▶ _Given exercise_
Every line containing the word "https" needs to be found and copied.

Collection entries
──────

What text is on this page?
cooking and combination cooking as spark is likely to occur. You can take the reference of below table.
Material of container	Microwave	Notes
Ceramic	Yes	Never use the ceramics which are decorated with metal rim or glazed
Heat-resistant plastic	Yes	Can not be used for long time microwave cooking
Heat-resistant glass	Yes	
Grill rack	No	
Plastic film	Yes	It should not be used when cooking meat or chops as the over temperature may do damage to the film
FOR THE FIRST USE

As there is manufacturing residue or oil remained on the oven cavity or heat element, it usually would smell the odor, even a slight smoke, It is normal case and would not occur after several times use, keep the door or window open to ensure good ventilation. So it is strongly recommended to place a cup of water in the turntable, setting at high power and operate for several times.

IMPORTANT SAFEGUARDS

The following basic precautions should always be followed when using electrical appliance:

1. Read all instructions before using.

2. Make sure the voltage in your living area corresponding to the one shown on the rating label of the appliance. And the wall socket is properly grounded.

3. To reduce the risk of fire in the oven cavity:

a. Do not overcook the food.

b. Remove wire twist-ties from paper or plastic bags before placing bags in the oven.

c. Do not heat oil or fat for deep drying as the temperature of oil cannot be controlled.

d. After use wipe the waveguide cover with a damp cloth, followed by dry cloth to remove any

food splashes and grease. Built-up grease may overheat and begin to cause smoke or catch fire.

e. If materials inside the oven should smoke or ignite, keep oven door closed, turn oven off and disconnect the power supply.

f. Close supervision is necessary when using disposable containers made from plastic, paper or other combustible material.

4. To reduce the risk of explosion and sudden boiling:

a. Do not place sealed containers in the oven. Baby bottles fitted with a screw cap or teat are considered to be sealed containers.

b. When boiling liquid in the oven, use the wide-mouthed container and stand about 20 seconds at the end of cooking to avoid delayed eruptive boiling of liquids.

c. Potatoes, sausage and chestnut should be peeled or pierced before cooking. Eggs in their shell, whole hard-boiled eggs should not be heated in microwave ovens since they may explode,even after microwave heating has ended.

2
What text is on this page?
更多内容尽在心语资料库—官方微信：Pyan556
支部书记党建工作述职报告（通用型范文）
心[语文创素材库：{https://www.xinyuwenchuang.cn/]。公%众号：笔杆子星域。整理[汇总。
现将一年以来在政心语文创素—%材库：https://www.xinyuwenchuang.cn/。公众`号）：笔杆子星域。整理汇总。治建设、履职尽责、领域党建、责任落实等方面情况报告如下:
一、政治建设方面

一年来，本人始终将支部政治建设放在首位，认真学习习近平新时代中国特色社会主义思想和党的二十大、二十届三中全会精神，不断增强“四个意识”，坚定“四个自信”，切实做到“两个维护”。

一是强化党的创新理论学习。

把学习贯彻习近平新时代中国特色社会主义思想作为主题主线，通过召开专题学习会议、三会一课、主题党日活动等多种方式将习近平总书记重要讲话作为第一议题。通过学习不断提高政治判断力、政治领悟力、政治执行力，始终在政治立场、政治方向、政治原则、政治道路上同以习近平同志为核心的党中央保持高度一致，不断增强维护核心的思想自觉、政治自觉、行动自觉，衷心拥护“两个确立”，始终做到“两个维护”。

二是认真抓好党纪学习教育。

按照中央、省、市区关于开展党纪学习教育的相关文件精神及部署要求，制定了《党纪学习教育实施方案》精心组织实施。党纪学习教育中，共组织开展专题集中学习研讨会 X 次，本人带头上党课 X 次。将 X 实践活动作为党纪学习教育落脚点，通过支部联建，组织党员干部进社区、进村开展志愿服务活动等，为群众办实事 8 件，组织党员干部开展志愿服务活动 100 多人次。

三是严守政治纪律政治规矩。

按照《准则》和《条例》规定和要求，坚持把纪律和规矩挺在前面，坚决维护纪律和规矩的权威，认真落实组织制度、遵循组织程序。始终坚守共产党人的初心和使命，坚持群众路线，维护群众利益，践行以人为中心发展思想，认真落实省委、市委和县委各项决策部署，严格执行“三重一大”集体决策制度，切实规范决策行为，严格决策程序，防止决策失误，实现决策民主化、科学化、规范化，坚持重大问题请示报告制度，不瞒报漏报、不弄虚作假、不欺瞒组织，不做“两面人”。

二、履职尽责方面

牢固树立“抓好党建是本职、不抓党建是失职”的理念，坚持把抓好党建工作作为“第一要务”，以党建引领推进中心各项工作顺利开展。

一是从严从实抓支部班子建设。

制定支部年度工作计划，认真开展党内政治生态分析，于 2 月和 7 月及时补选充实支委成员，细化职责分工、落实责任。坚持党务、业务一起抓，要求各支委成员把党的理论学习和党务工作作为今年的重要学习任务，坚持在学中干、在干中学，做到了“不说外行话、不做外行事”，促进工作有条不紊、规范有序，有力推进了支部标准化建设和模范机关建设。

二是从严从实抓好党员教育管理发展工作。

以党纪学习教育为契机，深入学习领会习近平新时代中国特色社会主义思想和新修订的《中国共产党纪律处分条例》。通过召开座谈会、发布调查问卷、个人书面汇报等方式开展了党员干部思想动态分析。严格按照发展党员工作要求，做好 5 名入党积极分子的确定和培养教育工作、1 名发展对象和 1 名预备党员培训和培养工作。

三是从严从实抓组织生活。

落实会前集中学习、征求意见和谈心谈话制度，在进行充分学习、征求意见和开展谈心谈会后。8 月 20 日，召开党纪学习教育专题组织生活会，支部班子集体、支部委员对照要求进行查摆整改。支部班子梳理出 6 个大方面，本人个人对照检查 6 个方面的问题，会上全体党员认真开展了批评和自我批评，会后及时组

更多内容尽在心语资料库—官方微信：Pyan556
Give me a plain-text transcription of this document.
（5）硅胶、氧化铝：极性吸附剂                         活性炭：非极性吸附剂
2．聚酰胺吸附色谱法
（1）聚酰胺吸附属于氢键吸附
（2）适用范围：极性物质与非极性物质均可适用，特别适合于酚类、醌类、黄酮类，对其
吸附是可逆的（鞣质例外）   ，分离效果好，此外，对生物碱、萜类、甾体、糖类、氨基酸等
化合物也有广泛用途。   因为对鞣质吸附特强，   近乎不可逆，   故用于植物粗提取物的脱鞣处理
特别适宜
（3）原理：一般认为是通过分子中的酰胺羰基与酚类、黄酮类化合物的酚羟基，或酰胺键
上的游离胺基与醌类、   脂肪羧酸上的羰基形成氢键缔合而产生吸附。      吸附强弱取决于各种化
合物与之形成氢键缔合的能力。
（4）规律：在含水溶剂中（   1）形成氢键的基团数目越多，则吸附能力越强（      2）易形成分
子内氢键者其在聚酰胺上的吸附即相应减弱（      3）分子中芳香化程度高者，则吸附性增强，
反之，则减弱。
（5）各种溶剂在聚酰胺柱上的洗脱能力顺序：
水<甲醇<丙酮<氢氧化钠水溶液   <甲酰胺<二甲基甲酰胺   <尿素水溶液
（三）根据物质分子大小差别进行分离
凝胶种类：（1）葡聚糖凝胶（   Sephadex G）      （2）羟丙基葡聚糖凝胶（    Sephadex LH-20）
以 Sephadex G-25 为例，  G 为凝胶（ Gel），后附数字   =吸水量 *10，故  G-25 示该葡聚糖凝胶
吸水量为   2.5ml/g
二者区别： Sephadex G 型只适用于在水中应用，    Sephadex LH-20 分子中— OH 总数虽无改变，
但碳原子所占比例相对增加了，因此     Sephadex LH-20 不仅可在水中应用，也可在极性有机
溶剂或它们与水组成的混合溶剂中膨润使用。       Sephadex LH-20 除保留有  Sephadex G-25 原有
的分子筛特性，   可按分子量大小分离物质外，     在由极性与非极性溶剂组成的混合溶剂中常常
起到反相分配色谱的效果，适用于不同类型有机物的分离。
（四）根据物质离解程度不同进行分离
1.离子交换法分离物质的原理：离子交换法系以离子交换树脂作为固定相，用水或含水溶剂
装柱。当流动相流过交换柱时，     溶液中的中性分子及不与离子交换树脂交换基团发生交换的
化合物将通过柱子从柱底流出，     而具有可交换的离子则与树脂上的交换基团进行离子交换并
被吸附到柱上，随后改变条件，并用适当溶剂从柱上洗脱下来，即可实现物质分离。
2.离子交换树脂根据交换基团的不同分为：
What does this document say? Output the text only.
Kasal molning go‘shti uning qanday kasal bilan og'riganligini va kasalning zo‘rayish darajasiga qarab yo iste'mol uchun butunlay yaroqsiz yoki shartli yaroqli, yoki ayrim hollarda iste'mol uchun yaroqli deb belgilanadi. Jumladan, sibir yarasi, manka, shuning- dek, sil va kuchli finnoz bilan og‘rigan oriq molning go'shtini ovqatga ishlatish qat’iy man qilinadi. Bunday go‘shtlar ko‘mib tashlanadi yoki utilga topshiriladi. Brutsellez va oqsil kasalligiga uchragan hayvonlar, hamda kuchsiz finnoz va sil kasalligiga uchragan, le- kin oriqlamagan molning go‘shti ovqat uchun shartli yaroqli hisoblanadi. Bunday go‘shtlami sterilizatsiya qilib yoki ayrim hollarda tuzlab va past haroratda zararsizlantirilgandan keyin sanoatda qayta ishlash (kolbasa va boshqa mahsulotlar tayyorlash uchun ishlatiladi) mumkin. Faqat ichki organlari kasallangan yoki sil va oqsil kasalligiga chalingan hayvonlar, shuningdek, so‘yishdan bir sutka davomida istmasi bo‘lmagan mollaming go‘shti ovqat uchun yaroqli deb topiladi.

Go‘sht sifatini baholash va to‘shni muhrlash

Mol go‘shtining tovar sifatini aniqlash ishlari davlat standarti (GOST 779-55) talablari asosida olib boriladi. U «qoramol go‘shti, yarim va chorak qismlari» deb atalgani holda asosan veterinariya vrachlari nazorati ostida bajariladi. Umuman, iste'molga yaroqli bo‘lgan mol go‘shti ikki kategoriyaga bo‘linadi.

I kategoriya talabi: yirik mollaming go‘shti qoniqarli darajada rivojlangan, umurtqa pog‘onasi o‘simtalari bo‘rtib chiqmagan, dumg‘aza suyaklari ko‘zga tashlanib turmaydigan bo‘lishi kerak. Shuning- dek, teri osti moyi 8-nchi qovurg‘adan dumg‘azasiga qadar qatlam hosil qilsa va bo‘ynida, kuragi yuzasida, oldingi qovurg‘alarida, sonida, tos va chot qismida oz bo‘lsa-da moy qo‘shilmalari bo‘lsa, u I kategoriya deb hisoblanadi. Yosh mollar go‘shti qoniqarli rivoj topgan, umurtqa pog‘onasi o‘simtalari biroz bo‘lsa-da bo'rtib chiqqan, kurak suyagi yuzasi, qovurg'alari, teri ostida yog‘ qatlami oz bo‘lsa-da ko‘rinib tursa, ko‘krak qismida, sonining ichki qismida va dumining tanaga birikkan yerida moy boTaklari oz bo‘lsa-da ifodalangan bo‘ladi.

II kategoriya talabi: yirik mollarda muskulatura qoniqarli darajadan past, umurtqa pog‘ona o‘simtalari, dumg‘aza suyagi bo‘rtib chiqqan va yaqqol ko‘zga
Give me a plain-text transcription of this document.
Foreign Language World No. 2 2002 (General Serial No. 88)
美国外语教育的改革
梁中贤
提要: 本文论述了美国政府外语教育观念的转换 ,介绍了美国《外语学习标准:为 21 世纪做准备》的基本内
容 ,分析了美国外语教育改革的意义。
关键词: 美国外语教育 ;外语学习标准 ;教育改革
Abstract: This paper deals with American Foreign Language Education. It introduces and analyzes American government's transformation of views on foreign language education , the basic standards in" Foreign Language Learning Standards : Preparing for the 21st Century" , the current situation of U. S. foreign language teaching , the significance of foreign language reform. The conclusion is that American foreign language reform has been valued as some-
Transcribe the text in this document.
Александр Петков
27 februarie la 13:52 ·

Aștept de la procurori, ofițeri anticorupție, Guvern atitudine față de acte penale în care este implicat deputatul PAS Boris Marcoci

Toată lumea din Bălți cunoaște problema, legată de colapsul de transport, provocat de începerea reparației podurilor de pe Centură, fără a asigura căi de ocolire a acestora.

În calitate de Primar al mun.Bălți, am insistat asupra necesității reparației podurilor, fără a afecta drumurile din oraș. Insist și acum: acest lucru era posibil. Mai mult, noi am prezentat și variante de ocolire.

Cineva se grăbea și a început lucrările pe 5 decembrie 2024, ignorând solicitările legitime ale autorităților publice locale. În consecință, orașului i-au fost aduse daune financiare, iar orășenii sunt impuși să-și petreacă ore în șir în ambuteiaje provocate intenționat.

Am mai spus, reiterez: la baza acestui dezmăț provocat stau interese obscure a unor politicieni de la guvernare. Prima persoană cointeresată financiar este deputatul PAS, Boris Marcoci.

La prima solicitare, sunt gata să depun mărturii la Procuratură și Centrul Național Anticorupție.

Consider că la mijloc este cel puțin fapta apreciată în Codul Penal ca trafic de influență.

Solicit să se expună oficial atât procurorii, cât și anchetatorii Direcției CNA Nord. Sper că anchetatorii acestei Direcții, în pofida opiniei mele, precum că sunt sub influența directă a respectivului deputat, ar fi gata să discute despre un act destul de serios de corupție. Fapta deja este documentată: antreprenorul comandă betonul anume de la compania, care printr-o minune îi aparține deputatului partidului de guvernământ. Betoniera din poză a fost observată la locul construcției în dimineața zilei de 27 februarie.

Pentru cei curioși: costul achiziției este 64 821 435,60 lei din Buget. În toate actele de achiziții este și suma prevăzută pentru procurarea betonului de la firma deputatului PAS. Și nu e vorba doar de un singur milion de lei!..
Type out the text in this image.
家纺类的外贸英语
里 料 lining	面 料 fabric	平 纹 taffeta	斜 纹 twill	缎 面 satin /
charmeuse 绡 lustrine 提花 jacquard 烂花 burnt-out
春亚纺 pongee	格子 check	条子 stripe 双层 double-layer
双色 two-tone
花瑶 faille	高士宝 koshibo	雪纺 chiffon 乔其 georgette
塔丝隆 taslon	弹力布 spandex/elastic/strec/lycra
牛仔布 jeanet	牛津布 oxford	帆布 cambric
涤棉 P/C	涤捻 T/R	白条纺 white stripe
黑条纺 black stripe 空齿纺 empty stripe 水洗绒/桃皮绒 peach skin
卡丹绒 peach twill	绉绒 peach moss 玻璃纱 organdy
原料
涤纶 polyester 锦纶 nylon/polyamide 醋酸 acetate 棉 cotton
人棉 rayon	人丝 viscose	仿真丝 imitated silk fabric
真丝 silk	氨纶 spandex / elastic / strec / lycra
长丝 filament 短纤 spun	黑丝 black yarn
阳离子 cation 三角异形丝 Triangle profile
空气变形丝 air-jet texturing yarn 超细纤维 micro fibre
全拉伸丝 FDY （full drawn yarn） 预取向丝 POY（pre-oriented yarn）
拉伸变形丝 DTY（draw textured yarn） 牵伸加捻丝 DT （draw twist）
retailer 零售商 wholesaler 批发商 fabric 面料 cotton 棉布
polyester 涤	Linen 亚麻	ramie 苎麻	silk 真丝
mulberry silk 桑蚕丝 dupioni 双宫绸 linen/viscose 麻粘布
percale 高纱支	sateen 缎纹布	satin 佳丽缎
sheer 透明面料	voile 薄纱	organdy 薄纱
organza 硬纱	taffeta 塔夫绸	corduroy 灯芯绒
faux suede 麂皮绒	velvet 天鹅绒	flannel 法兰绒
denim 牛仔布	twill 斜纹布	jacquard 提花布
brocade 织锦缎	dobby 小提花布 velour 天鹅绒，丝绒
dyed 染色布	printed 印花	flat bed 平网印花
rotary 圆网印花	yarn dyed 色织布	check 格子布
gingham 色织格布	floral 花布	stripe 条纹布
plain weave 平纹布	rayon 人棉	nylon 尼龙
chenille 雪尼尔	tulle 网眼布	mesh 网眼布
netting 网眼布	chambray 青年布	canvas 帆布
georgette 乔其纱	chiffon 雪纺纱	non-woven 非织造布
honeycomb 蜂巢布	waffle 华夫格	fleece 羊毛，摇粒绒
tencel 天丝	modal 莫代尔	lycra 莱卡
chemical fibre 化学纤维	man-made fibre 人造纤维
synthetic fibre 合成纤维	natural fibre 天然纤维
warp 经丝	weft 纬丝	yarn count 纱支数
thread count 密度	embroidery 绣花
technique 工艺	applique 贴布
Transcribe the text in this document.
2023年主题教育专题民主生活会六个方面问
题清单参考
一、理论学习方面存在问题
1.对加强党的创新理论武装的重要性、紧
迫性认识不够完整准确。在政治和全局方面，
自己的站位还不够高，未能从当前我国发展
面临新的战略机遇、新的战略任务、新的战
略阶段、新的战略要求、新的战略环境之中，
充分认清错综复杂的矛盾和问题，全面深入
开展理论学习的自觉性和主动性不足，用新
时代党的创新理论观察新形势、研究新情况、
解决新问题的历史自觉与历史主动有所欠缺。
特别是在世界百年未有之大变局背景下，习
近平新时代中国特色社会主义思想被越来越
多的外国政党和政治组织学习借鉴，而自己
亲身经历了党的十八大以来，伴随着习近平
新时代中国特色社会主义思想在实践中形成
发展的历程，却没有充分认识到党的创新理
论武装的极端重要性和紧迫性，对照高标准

──────

▶ _Exercise result_
心[语文创素材库：{https://www.xinyuwenchuang.cn/]。公%众号：笔杆子星域。整理[汇总。
现将一年以来在政心语文创素—%材库：https://www.xinyuwenchuang.cn/。公众`号）：笔杆子星域。整理汇总。治建设、履职尽责、领域党建、责任落实等方面情况报告如下:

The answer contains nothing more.